| Data rows |
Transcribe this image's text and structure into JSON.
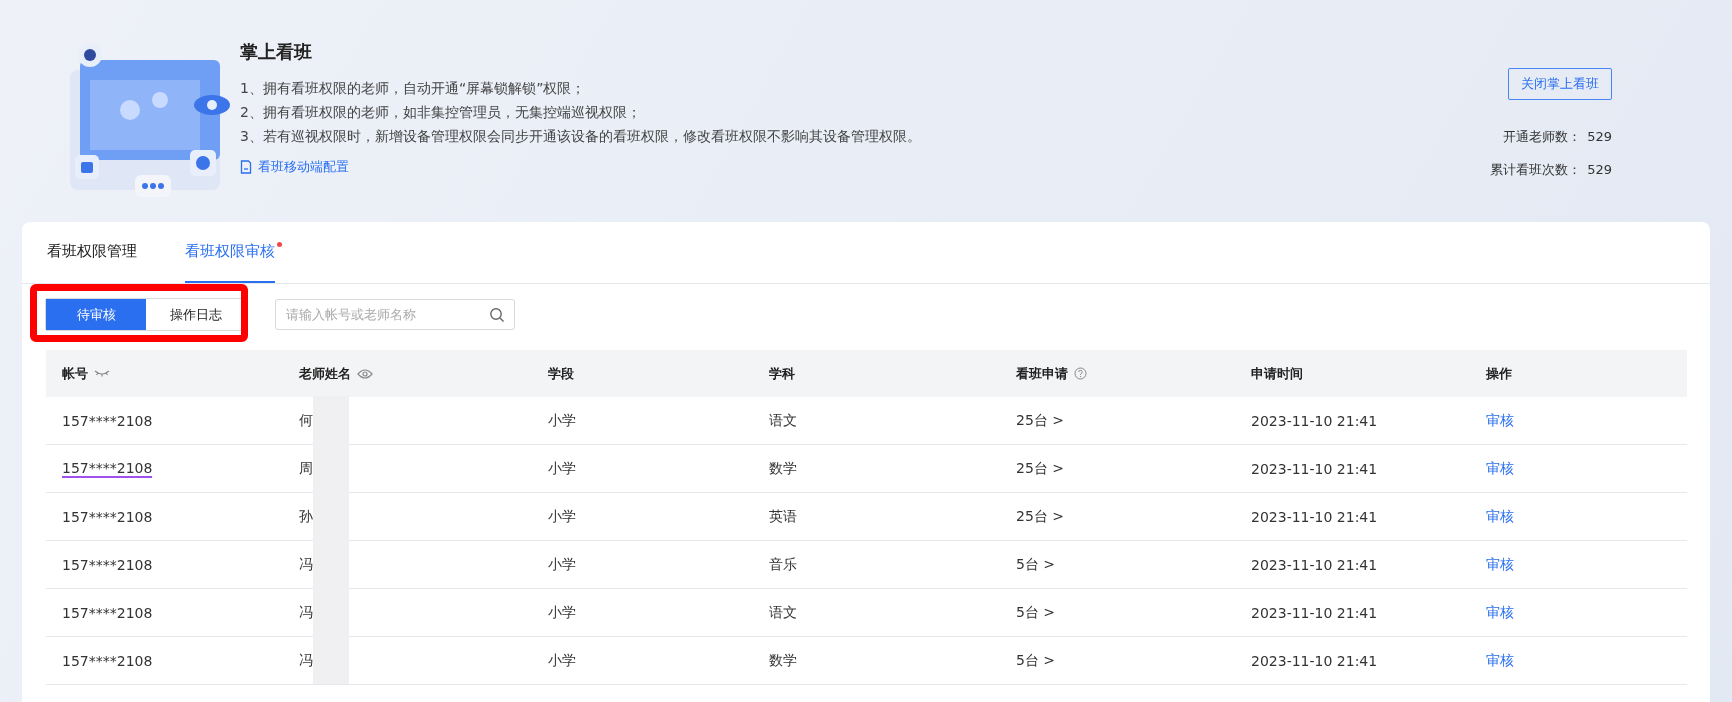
{
  "banner": {
    "title": "掌上看班",
    "notes": [
      "1、拥有看班权限的老师，自动开通“屏幕锁解锁”权限；",
      "2、拥有看班权限的老师，如非集控管理员，无集控端巡视权限；",
      "3、若有巡视权限时，新增设备管理权限会同步开通该设备的看班权限，修改看班权限不影响其设备管理权限。"
    ],
    "link": "看班移动端配置",
    "button": "关闭掌上看班",
    "stats": [
      {
        "label": "开通老师数：",
        "value": "529"
      },
      {
        "label": "累计看班次数：",
        "value": "529"
      }
    ]
  },
  "tabs": [
    {
      "label": "看班权限管理",
      "selected": false,
      "badge": false
    },
    {
      "label": "看班权限审核",
      "selected": true,
      "badge": true
    }
  ],
  "segments": [
    {
      "label": "待审核",
      "selected": true
    },
    {
      "label": "操作日志",
      "selected": false
    }
  ],
  "search": {
    "placeholder": "请输入帐号或老师名称"
  },
  "table": {
    "columns": [
      {
        "label": "帐号",
        "kind": "masked"
      },
      {
        "label": "老师姓名",
        "kind": "revealable"
      },
      {
        "label": "学段",
        "kind": "plain"
      },
      {
        "label": "学科",
        "kind": "plain"
      },
      {
        "label": "看班申请",
        "kind": "hinted"
      },
      {
        "label": "申请时间"
      },
      {
        "label": "操作"
      }
    ],
    "rows": [
      {
        "account": "157****2108",
        "underlined": false,
        "name": "何",
        "stage": "小学",
        "subject": "语文",
        "devices": "25台 >",
        "time": "2023-11-10 21:41",
        "action": "审核"
      },
      {
        "account": "157****2108",
        "underlined": true,
        "name": "周",
        "stage": "小学",
        "subject": "数学",
        "devices": "25台 >",
        "time": "2023-11-10 21:41",
        "action": "审核"
      },
      {
        "account": "157****2108",
        "underlined": false,
        "name": "孙",
        "stage": "小学",
        "subject": "英语",
        "devices": "25台 >",
        "time": "2023-11-10 21:41",
        "action": "审核"
      },
      {
        "account": "157****2108",
        "underlined": false,
        "name": "冯",
        "stage": "小学",
        "subject": "音乐",
        "devices": "5台 >",
        "time": "2023-11-10 21:41",
        "action": "审核"
      },
      {
        "account": "157****2108",
        "underlined": false,
        "name": "冯",
        "stage": "小学",
        "subject": "语文",
        "devices": "5台 >",
        "time": "2023-11-10 21:41",
        "action": "审核"
      },
      {
        "account": "157****2108",
        "underlined": false,
        "name": "冯",
        "stage": "小学",
        "subject": "数学",
        "devices": "5台 >",
        "time": "2023-11-10 21:41",
        "action": "审核"
      }
    ]
  }
}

| Task prompt |
Copy every line that contains the string "true".

| Solution for this problem |
      "selected": true,
      "badge": true
      "selected": true
        "underlined": true,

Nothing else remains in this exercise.